**Requirements:**
Copy out each line of the data holding "expanded".

[Stored data]
-.-.-
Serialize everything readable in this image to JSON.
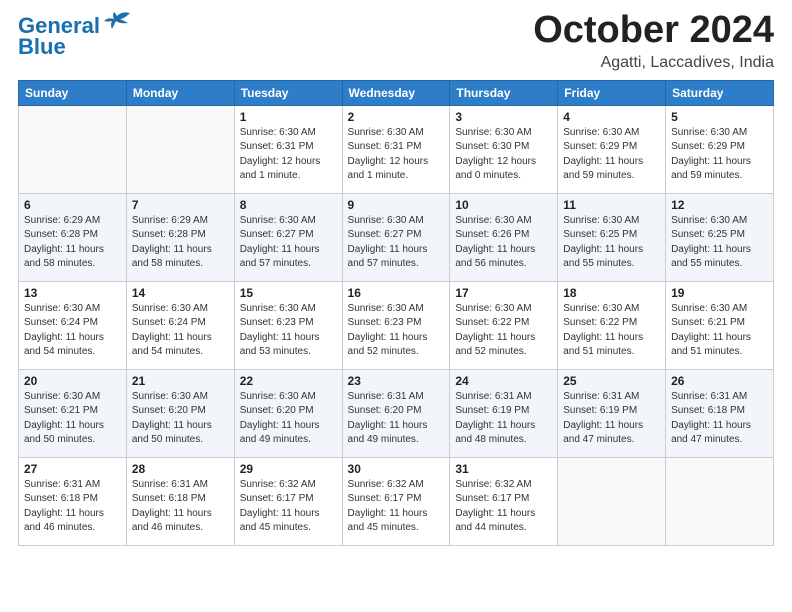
{
  "header": {
    "logo_line1": "General",
    "logo_line2": "Blue",
    "month": "October 2024",
    "location": "Agatti, Laccadives, India"
  },
  "weekdays": [
    "Sunday",
    "Monday",
    "Tuesday",
    "Wednesday",
    "Thursday",
    "Friday",
    "Saturday"
  ],
  "weeks": [
    [
      {
        "day": "",
        "info": ""
      },
      {
        "day": "",
        "info": ""
      },
      {
        "day": "1",
        "info": "Sunrise: 6:30 AM\nSunset: 6:31 PM\nDaylight: 12 hours\nand 1 minute."
      },
      {
        "day": "2",
        "info": "Sunrise: 6:30 AM\nSunset: 6:31 PM\nDaylight: 12 hours\nand 1 minute."
      },
      {
        "day": "3",
        "info": "Sunrise: 6:30 AM\nSunset: 6:30 PM\nDaylight: 12 hours\nand 0 minutes."
      },
      {
        "day": "4",
        "info": "Sunrise: 6:30 AM\nSunset: 6:29 PM\nDaylight: 11 hours\nand 59 minutes."
      },
      {
        "day": "5",
        "info": "Sunrise: 6:30 AM\nSunset: 6:29 PM\nDaylight: 11 hours\nand 59 minutes."
      }
    ],
    [
      {
        "day": "6",
        "info": "Sunrise: 6:29 AM\nSunset: 6:28 PM\nDaylight: 11 hours\nand 58 minutes."
      },
      {
        "day": "7",
        "info": "Sunrise: 6:29 AM\nSunset: 6:28 PM\nDaylight: 11 hours\nand 58 minutes."
      },
      {
        "day": "8",
        "info": "Sunrise: 6:30 AM\nSunset: 6:27 PM\nDaylight: 11 hours\nand 57 minutes."
      },
      {
        "day": "9",
        "info": "Sunrise: 6:30 AM\nSunset: 6:27 PM\nDaylight: 11 hours\nand 57 minutes."
      },
      {
        "day": "10",
        "info": "Sunrise: 6:30 AM\nSunset: 6:26 PM\nDaylight: 11 hours\nand 56 minutes."
      },
      {
        "day": "11",
        "info": "Sunrise: 6:30 AM\nSunset: 6:25 PM\nDaylight: 11 hours\nand 55 minutes."
      },
      {
        "day": "12",
        "info": "Sunrise: 6:30 AM\nSunset: 6:25 PM\nDaylight: 11 hours\nand 55 minutes."
      }
    ],
    [
      {
        "day": "13",
        "info": "Sunrise: 6:30 AM\nSunset: 6:24 PM\nDaylight: 11 hours\nand 54 minutes."
      },
      {
        "day": "14",
        "info": "Sunrise: 6:30 AM\nSunset: 6:24 PM\nDaylight: 11 hours\nand 54 minutes."
      },
      {
        "day": "15",
        "info": "Sunrise: 6:30 AM\nSunset: 6:23 PM\nDaylight: 11 hours\nand 53 minutes."
      },
      {
        "day": "16",
        "info": "Sunrise: 6:30 AM\nSunset: 6:23 PM\nDaylight: 11 hours\nand 52 minutes."
      },
      {
        "day": "17",
        "info": "Sunrise: 6:30 AM\nSunset: 6:22 PM\nDaylight: 11 hours\nand 52 minutes."
      },
      {
        "day": "18",
        "info": "Sunrise: 6:30 AM\nSunset: 6:22 PM\nDaylight: 11 hours\nand 51 minutes."
      },
      {
        "day": "19",
        "info": "Sunrise: 6:30 AM\nSunset: 6:21 PM\nDaylight: 11 hours\nand 51 minutes."
      }
    ],
    [
      {
        "day": "20",
        "info": "Sunrise: 6:30 AM\nSunset: 6:21 PM\nDaylight: 11 hours\nand 50 minutes."
      },
      {
        "day": "21",
        "info": "Sunrise: 6:30 AM\nSunset: 6:20 PM\nDaylight: 11 hours\nand 50 minutes."
      },
      {
        "day": "22",
        "info": "Sunrise: 6:30 AM\nSunset: 6:20 PM\nDaylight: 11 hours\nand 49 minutes."
      },
      {
        "day": "23",
        "info": "Sunrise: 6:31 AM\nSunset: 6:20 PM\nDaylight: 11 hours\nand 49 minutes."
      },
      {
        "day": "24",
        "info": "Sunrise: 6:31 AM\nSunset: 6:19 PM\nDaylight: 11 hours\nand 48 minutes."
      },
      {
        "day": "25",
        "info": "Sunrise: 6:31 AM\nSunset: 6:19 PM\nDaylight: 11 hours\nand 47 minutes."
      },
      {
        "day": "26",
        "info": "Sunrise: 6:31 AM\nSunset: 6:18 PM\nDaylight: 11 hours\nand 47 minutes."
      }
    ],
    [
      {
        "day": "27",
        "info": "Sunrise: 6:31 AM\nSunset: 6:18 PM\nDaylight: 11 hours\nand 46 minutes."
      },
      {
        "day": "28",
        "info": "Sunrise: 6:31 AM\nSunset: 6:18 PM\nDaylight: 11 hours\nand 46 minutes."
      },
      {
        "day": "29",
        "info": "Sunrise: 6:32 AM\nSunset: 6:17 PM\nDaylight: 11 hours\nand 45 minutes."
      },
      {
        "day": "30",
        "info": "Sunrise: 6:32 AM\nSunset: 6:17 PM\nDaylight: 11 hours\nand 45 minutes."
      },
      {
        "day": "31",
        "info": "Sunrise: 6:32 AM\nSunset: 6:17 PM\nDaylight: 11 hours\nand 44 minutes."
      },
      {
        "day": "",
        "info": ""
      },
      {
        "day": "",
        "info": ""
      }
    ]
  ]
}
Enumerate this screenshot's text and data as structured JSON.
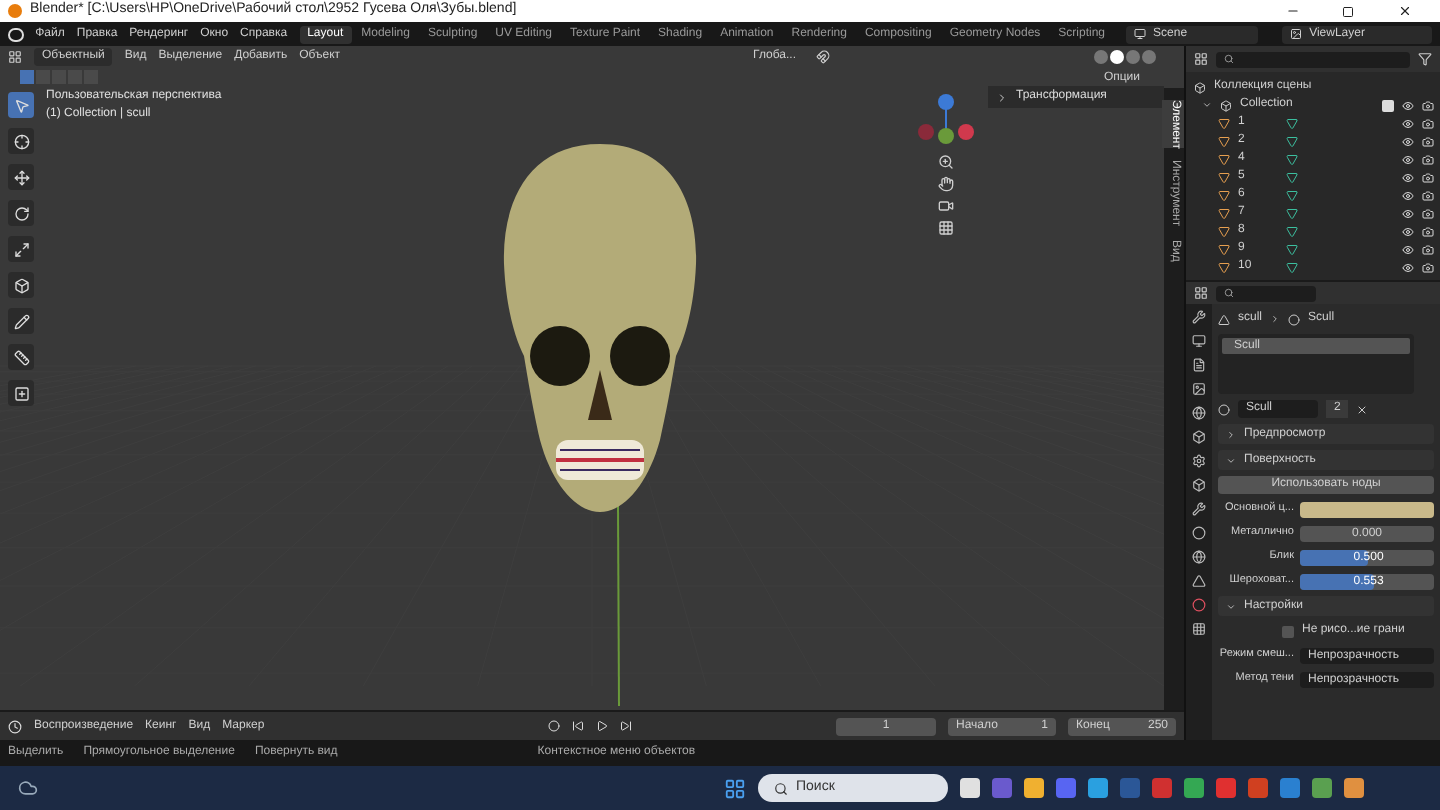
{
  "window": {
    "title": "Blender* [C:\\Users\\HP\\OneDrive\\Рабочий стол\\2952 Гусева Оля\\Зубы.blend]"
  },
  "menu": [
    "Файл",
    "Правка",
    "Рендеринг",
    "Окно",
    "Справка"
  ],
  "workspaces": [
    {
      "label": "Layout",
      "selected": true
    },
    {
      "label": "Modeling",
      "selected": false
    },
    {
      "label": "Sculpting",
      "selected": false
    },
    {
      "label": "UV Editing",
      "selected": false
    },
    {
      "label": "Texture Paint",
      "selected": false
    },
    {
      "label": "Shading",
      "selected": false
    },
    {
      "label": "Animation",
      "selected": false
    },
    {
      "label": "Rendering",
      "selected": false
    },
    {
      "label": "Compositing",
      "selected": false
    },
    {
      "label": "Geometry Nodes",
      "selected": false
    },
    {
      "label": "Scripting",
      "selected": false
    }
  ],
  "scene": "Scene",
  "view_layer": "ViewLayer",
  "viewport": {
    "mode": "Объектный",
    "menu": [
      "Вид",
      "Выделение",
      "Добавить",
      "Объект"
    ],
    "orientation": "Глоба...",
    "options": "Опции",
    "select_modes": [
      {
        "selected": true
      },
      {
        "selected": false
      },
      {
        "selected": false
      },
      {
        "selected": false
      },
      {
        "selected": false
      }
    ],
    "shading": [
      {
        "selected": false
      },
      {
        "selected": true
      },
      {
        "selected": false
      },
      {
        "selected": false
      }
    ],
    "overlay_title": "Пользовательская перспектива",
    "overlay_subtitle": "(1) Collection | scull",
    "tools": [
      {
        "kind": "select",
        "selected": true
      },
      {
        "kind": "cursor",
        "selected": false
      },
      {
        "kind": "move",
        "selected": false
      },
      {
        "kind": "rotate",
        "selected": false
      },
      {
        "kind": "scale",
        "selected": false
      },
      {
        "kind": "transform",
        "selected": false
      },
      {
        "kind": "annotate",
        "selected": false
      },
      {
        "kind": "measure",
        "selected": false
      },
      {
        "kind": "add",
        "selected": false
      }
    ],
    "n_panel": {
      "section": "Трансформация",
      "tabs": [
        {
          "label": "Элемент",
          "selected": true
        },
        {
          "label": "Инструмент",
          "selected": false
        },
        {
          "label": "Вид",
          "selected": false
        }
      ]
    }
  },
  "outliner": {
    "root": "Коллекция сцены",
    "collection": {
      "label": "Collection",
      "checked": true,
      "children": [
        "1",
        "2",
        "4",
        "5",
        "6",
        "7",
        "8",
        "9",
        "10"
      ]
    }
  },
  "properties": {
    "object": "scull",
    "material": "Scull",
    "slots": [
      "Scull"
    ],
    "material_field": "Scull",
    "users": "2",
    "panels": [
      {
        "title": "Предпросмотр",
        "expanded": false
      },
      {
        "title": "Поверхность",
        "expanded": true
      }
    ],
    "use_nodes": "Использовать ноды",
    "fields": [
      {
        "kind": "color",
        "label": "Основной ц...",
        "color": "#c9b98a"
      },
      {
        "kind": "number",
        "label": "Металлично",
        "value": "0.000"
      },
      {
        "kind": "slider",
        "label": "Блик",
        "value": "0.500",
        "level": 0.5
      },
      {
        "kind": "slider",
        "label": "Шероховат...",
        "value": "0.553",
        "level": 0.553
      }
    ],
    "settings": {
      "title": "Настройки",
      "expanded": true,
      "backface": {
        "label": "Не рисо...ие грани",
        "checked": false
      },
      "dropdowns": [
        {
          "label": "Режим смеш...",
          "value": "Непрозрачность"
        },
        {
          "label": "Метод тени",
          "value": "Непрозрачность"
        }
      ]
    }
  },
  "timeline": {
    "menu": [
      "Воспроизведение",
      "Кеинг",
      "Вид",
      "Маркер"
    ],
    "current": "1",
    "start_label": "Начало",
    "start": "1",
    "end_label": "Конец",
    "end": "250"
  },
  "status_bar": [
    "Выделить",
    "Прямоугольное выделение",
    "Повернуть вид",
    "Контекстное меню объектов"
  ],
  "taskbar": {
    "search": "Поиск"
  }
}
-.-.-
**Complete answer:**
        "expanded": false
        "expanded": true
      "expanded": true,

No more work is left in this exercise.